= What you will do =
Copy out each line containing "document" from the entries below.

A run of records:
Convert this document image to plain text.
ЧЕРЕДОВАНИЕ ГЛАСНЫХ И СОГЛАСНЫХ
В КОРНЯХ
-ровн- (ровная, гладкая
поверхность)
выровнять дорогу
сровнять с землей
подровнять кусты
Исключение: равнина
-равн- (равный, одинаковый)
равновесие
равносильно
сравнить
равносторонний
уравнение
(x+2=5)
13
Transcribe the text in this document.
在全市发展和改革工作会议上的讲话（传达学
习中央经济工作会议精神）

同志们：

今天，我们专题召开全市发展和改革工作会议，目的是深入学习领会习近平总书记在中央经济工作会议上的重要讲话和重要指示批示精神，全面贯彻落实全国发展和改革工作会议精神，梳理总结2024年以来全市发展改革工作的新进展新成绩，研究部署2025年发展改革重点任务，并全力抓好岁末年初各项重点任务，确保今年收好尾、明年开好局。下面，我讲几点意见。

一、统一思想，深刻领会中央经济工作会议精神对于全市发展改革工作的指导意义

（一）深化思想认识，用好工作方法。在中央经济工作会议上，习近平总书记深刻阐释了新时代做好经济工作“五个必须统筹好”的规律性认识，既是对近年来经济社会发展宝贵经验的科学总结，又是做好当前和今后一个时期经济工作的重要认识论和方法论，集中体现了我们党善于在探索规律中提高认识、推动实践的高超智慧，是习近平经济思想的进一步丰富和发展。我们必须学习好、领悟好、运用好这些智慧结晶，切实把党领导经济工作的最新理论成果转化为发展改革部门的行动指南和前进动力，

= Complete output =
Convert this document image to plain text.
Transcribe the text in this document.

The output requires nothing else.